»»

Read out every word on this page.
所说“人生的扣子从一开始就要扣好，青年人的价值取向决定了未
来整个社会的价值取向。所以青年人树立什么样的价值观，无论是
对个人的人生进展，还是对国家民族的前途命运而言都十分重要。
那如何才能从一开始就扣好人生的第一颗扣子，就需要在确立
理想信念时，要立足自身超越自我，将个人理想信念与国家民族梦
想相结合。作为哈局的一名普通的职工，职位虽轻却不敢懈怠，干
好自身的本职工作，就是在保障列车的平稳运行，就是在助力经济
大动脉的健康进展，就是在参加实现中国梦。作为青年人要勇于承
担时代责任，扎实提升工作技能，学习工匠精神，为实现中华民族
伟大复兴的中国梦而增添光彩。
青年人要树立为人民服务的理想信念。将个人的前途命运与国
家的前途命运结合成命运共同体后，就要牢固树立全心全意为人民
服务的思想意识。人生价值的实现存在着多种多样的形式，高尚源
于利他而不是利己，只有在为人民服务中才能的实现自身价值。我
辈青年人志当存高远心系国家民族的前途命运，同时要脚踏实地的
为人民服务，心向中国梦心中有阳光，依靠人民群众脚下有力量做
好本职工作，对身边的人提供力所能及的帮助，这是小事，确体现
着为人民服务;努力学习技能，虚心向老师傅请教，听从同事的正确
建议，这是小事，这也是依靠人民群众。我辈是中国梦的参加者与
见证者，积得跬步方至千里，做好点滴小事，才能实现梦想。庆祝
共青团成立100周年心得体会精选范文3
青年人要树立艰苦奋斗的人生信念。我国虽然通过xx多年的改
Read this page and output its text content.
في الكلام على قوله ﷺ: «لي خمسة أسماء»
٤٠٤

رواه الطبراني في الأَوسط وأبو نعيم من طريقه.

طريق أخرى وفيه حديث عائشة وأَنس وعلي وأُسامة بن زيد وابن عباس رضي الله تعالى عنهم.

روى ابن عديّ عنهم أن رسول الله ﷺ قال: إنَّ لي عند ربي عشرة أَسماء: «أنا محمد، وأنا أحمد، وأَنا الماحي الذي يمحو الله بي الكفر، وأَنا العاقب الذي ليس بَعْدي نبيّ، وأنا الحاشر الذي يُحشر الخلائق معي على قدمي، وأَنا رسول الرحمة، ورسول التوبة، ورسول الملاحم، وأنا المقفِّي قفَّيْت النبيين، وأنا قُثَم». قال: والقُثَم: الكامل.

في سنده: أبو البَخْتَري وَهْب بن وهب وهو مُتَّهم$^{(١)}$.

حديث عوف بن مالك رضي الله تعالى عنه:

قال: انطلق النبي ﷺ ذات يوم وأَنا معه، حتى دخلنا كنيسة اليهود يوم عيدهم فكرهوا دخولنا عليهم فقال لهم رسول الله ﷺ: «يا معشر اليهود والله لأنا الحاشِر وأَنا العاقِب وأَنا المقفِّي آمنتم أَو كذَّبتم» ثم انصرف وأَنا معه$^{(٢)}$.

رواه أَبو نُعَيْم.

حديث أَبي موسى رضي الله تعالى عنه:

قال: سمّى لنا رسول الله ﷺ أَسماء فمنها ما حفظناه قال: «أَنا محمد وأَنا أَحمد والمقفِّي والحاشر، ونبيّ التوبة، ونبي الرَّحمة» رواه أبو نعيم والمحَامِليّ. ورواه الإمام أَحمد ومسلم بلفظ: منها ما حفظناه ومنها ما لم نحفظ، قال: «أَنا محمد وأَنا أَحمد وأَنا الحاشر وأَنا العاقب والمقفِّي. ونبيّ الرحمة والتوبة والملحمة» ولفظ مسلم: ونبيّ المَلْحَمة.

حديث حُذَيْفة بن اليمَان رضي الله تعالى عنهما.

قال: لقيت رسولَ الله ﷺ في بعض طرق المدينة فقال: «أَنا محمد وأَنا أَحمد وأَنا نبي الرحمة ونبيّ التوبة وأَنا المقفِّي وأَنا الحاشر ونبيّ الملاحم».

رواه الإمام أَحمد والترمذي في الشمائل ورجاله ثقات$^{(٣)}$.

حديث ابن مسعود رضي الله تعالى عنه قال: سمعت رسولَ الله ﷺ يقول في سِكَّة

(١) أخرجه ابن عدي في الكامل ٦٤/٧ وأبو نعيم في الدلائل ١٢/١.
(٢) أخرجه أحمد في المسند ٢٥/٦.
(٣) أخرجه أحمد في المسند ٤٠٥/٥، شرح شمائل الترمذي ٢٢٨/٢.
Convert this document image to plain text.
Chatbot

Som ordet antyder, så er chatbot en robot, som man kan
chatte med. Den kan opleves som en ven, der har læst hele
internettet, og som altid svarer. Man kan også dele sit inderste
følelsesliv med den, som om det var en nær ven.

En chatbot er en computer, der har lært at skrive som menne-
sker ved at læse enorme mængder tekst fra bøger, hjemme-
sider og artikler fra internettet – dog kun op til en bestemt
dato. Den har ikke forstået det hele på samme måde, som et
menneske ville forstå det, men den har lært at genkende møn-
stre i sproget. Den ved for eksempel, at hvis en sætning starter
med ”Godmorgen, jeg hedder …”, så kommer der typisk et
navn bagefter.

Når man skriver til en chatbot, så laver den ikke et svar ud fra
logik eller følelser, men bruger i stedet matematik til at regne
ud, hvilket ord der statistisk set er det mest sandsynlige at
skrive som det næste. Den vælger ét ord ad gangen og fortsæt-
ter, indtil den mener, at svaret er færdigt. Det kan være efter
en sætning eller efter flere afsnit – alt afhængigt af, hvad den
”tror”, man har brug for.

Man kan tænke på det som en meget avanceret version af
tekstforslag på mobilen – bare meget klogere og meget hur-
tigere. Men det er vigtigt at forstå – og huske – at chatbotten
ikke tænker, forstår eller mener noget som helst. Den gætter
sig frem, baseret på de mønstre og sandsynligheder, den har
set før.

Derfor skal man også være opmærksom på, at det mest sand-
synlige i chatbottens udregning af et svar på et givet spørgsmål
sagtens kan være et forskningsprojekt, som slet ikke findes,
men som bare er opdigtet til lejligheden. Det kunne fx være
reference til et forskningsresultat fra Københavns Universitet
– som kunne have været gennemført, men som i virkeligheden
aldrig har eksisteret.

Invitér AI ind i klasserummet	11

««

TASK PROMPT:
Reproduce every line above without error.

CORRECT OUTPUT:
Read out every word on this page.
所说“人生的扣子从一开始就要扣好，青年人的价值取向决定了未
来整个社会的价值取向。所以青年人树立什么样的价值观，无论是
对个人的人生进展，还是对国家民族的前途命运而言都十分重要。
那如何才能从一开始就扣好人生的第一颗扣子，就需要在确立
理想信念时，要立足自身超越自我，将个人理想信念与国家民族梦
想相结合。作为哈局的一名普通的职工，职位虽轻却不敢懈怠，干
好自身的本职工作，就是在保障列车的平稳运行，就是在助力经济
大动脉的健康进展，就是在参加实现中国梦。作为青年人要勇于承
担时代责任，扎实提升工作技能，学习工匠精神，为实现中华民族
伟大复兴的中国梦而增添光彩。
青年人要树立为人民服务的理想信念。将个人的前途命运与国
家的前途命运结合成命运共同体后，就要牢固树立全心全意为人民
服务的思想意识。人生价值的实现存在着多种多样的形式，高尚源
于利他而不是利己，只有在为人民服务中才能的实现自身价值。我
辈青年人志当存高远心系国家民族的前途命运，同时要脚踏实地的
为人民服务，心向中国梦心中有阳光，依靠人民群众脚下有力量做
好本职工作，对身边的人提供力所能及的帮助，这是小事，确体现
着为人民服务;努力学习技能，虚心向老师傅请教，听从同事的正确
建议，这是小事，这也是依靠人民群众。我辈是中国梦的参加者与
见证者，积得跬步方至千里，做好点滴小事，才能实现梦想。庆祝
共青团成立100周年心得体会精选范文3
青年人要树立艰苦奋斗的人生信念。我国虽然通过xx多年的改
Read this page and output its text content.
في الكلام على قوله ﷺ: «لي خمسة أسماء»
٤٠٤

رواه الطبراني في الأَوسط وأبو نعيم من طريقه.

طريق أخرى وفيه حديث عائشة وأَنس وعلي وأُسامة بن زيد وابن عباس رضي الله تعالى عنهم.

روى ابن عديّ عنهم أن رسول الله ﷺ قال: إنَّ لي عند ربي عشرة أَسماء: «أنا محمد، وأنا أحمد، وأَنا الماحي الذي يمحو الله بي الكفر، وأَنا العاقب الذي ليس بَعْدي نبيّ، وأنا الحاشر الذي يُحشر الخلائق معي على قدمي، وأَنا رسول الرحمة، ورسول التوبة، ورسول الملاحم، وأنا المقفِّي قفَّيْت النبيين، وأنا قُثَم». قال: والقُثَم: الكامل.

في سنده: أبو البَخْتَري وَهْب بن وهب وهو مُتَّهم$^{(١)}$.

حديث عوف بن مالك رضي الله تعالى عنه:

قال: انطلق النبي ﷺ ذات يوم وأَنا معه، حتى دخلنا كنيسة اليهود يوم عيدهم فكرهوا دخولنا عليهم فقال لهم رسول الله ﷺ: «يا معشر اليهود والله لأنا الحاشِر وأَنا العاقِب وأَنا المقفِّي آمنتم أَو كذَّبتم» ثم انصرف وأَنا معه$^{(٢)}$.

رواه أَبو نُعَيْم.

حديث أَبي موسى رضي الله تعالى عنه:

قال: سمّى لنا رسول الله ﷺ أَسماء فمنها ما حفظناه قال: «أَنا محمد وأَنا أَحمد والمقفِّي والحاشر، ونبيّ التوبة، ونبي الرَّحمة» رواه أبو نعيم والمحَامِليّ. ورواه الإمام أَحمد ومسلم بلفظ: منها ما حفظناه ومنها ما لم نحفظ، قال: «أَنا محمد وأَنا أَحمد وأَنا الحاشر وأَنا العاقب والمقفِّي. ونبيّ الرحمة والتوبة والملحمة» ولفظ مسلم: ونبيّ المَلْحَمة.

حديث حُذَيْفة بن اليمَان رضي الله تعالى عنهما.

قال: لقيت رسولَ الله ﷺ في بعض طرق المدينة فقال: «أَنا محمد وأَنا أَحمد وأَنا نبي الرحمة ونبيّ التوبة وأَنا المقفِّي وأَنا الحاشر ونبيّ الملاحم».

رواه الإمام أَحمد والترمذي في الشمائل ورجاله ثقات$^{(٣)}$.

حديث ابن مسعود رضي الله تعالى عنه قال: سمعت رسولَ الله ﷺ يقول في سِكَّة

(١) أخرجه ابن عدي في الكامل ٦٤/٧ وأبو نعيم في الدلائل ١٢/١.
(٢) أخرجه أحمد في المسند ٢٥/٦.
(٣) أخرجه أحمد في المسند ٤٠٥/٥، شرح شمائل الترمذي ٢٢٨/٢.
Convert this document image to plain text.
Chatbot

Som ordet antyder, så er chatbot en robot, som man kan
chatte med. Den kan opleves som en ven, der har læst hele
internettet, og som altid svarer. Man kan også dele sit inderste
følelsesliv med den, som om det var en nær ven.

En chatbot er en computer, der har lært at skrive som menne-
sker ved at læse enorme mængder tekst fra bøger, hjemme-
sider og artikler fra internettet – dog kun op til en bestemt
dato. Den har ikke forstået det hele på samme måde, som et
menneske ville forstå det, men den har lært at genkende møn-
stre i sproget. Den ved for eksempel, at hvis en sætning starter
med ”Godmorgen, jeg hedder …”, så kommer der typisk et
navn bagefter.

Når man skriver til en chatbot, så laver den ikke et svar ud fra
logik eller følelser, men bruger i stedet matematik til at regne
ud, hvilket ord der statistisk set er det mest sandsynlige at
skrive som det næste. Den vælger ét ord ad gangen og fortsæt-
ter, indtil den mener, at svaret er færdigt. Det kan være efter
en sætning eller efter flere afsnit – alt afhængigt af, hvad den
”tror”, man har brug for.

Man kan tænke på det som en meget avanceret version af
tekstforslag på mobilen – bare meget klogere og meget hur-
tigere. Men det er vigtigt at forstå – og huske – at chatbotten
ikke tænker, forstår eller mener noget som helst. Den gætter
sig frem, baseret på de mønstre og sandsynligheder, den har
set før.

Derfor skal man også være opmærksom på, at det mest sand-
synlige i chatbottens udregning af et svar på et givet spørgsmål
sagtens kan være et forskningsprojekt, som slet ikke findes,
men som bare er opdigtet til lejligheden. Det kunne fx være
reference til et forskningsresultat fra Københavns Universitet
– som kunne have været gennemført, men som i virkeligheden
aldrig har eksisteret.

Invitér AI ind i klasserummet	11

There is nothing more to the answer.